- Prompt: Every line with the string "productos" should be gathered.

- Records to use:
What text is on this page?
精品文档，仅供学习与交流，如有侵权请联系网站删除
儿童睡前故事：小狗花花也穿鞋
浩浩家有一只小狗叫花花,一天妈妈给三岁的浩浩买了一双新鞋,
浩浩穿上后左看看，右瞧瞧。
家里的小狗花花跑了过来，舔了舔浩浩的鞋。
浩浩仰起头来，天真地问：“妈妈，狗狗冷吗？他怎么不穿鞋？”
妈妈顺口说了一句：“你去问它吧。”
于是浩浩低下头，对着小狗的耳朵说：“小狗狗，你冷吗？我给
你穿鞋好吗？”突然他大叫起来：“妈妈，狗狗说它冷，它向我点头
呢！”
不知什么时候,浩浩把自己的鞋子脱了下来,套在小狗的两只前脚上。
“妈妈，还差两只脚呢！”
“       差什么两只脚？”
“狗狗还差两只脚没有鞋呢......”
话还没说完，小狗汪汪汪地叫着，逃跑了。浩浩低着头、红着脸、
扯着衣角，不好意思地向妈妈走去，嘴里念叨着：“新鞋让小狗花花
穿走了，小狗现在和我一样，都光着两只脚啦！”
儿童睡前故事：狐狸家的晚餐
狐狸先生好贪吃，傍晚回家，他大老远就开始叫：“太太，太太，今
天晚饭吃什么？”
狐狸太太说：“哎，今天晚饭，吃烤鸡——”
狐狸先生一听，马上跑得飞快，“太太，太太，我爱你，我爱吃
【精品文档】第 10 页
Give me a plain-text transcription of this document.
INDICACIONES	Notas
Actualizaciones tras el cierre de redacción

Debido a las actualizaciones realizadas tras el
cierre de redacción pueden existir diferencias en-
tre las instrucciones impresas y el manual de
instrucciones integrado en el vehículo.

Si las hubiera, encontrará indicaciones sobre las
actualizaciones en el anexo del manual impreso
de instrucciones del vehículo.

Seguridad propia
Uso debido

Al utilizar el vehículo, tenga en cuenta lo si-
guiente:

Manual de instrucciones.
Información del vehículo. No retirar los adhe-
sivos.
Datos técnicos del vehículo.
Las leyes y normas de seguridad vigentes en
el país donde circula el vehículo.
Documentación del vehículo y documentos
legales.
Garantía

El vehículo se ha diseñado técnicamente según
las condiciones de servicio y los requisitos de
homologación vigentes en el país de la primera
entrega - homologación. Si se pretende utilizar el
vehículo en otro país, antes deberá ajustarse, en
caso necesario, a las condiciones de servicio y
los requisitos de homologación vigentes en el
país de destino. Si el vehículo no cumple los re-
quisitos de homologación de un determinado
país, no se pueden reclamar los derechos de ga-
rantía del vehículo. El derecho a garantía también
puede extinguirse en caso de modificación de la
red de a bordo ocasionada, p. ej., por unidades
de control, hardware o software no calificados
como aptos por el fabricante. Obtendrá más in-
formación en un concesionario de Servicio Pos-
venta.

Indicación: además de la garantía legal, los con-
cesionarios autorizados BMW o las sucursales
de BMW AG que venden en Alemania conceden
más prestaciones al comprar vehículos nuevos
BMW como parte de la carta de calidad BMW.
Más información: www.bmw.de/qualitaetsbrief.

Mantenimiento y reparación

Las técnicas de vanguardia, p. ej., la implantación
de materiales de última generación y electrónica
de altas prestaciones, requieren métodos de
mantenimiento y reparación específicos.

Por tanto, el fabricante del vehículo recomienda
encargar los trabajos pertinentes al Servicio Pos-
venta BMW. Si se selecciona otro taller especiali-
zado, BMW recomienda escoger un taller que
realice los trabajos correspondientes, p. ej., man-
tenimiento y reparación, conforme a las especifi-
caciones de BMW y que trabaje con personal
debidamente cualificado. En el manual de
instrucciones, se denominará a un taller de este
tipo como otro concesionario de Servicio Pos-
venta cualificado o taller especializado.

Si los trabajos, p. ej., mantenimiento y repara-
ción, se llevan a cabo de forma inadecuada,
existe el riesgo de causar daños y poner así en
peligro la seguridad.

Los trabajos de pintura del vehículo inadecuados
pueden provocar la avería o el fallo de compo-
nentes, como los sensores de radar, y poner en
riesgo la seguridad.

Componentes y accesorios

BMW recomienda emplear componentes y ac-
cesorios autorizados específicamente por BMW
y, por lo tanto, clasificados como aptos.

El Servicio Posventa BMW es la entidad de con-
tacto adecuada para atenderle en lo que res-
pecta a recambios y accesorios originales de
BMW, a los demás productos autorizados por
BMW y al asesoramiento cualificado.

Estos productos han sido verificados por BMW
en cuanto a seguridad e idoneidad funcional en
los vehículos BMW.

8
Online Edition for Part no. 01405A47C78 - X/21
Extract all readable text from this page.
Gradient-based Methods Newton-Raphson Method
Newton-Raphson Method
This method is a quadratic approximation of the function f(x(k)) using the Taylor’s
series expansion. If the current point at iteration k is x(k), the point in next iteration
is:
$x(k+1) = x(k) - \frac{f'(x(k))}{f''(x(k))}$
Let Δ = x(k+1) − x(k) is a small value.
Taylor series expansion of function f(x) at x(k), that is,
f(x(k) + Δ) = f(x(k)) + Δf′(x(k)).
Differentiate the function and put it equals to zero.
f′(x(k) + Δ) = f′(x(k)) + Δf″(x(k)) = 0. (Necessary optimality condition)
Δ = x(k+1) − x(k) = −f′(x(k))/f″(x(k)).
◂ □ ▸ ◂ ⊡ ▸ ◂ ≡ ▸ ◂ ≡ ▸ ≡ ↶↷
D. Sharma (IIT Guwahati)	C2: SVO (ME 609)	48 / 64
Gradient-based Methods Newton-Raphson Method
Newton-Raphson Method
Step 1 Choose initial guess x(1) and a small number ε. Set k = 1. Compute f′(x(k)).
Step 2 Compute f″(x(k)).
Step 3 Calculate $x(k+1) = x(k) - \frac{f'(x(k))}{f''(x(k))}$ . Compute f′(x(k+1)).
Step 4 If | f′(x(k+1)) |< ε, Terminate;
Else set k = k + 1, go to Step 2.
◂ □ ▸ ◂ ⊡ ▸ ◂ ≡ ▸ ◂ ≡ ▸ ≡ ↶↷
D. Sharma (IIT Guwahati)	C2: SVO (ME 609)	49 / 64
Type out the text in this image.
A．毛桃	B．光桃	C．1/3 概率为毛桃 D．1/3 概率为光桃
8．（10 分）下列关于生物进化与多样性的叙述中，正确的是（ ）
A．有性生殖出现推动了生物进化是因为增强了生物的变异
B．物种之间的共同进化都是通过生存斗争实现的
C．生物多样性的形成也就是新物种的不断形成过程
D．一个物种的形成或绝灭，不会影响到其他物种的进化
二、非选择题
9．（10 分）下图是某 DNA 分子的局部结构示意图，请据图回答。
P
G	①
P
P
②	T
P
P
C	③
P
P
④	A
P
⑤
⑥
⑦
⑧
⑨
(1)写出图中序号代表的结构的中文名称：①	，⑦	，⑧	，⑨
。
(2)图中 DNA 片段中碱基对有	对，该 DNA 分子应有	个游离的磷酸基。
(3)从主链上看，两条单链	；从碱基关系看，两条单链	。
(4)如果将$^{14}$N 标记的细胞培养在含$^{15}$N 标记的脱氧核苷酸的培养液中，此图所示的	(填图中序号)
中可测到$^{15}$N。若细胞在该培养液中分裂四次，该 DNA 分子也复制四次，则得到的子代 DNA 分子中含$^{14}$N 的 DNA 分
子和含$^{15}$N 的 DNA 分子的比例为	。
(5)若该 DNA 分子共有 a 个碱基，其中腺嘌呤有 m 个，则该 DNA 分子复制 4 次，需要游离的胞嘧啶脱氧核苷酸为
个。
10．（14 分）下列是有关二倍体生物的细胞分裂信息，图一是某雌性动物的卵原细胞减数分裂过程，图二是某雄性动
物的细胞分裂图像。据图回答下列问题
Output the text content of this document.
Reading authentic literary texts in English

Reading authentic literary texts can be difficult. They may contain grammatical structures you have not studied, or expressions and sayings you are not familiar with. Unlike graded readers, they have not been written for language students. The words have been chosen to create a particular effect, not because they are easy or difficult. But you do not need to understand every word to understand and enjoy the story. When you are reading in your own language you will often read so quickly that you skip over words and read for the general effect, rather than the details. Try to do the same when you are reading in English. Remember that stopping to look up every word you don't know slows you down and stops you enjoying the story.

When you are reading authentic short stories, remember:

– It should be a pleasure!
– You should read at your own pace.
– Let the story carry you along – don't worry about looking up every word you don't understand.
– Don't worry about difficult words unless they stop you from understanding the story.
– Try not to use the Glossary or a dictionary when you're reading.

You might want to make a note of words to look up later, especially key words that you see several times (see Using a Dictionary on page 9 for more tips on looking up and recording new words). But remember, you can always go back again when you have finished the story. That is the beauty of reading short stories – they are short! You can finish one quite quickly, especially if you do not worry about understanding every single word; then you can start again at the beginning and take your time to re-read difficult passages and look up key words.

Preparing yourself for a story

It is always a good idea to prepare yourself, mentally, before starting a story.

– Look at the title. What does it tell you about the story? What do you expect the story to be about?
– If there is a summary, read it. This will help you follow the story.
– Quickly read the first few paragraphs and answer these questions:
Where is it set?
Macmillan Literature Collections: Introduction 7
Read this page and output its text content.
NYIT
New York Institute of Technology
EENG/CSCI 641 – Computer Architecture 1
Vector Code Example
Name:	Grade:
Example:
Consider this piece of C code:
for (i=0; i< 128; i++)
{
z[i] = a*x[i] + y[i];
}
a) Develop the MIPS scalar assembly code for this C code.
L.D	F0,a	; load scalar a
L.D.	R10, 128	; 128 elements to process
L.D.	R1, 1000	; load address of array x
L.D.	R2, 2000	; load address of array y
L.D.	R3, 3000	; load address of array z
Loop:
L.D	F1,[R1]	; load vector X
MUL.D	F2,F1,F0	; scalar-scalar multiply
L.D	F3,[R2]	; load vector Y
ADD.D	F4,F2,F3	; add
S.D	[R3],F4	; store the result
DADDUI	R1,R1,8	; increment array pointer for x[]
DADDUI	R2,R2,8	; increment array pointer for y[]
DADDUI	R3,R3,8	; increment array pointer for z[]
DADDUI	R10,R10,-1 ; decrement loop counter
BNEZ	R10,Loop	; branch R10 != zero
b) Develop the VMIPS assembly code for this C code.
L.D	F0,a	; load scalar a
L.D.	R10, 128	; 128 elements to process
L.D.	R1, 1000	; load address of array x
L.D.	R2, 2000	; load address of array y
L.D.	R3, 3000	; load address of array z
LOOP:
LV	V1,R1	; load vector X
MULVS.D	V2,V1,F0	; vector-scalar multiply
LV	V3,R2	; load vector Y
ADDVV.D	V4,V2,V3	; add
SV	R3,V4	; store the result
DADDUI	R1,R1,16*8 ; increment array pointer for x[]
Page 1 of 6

- Completed exercise:
BMW, a los demás productos autorizados por
Estos productos han sido verificados por BMW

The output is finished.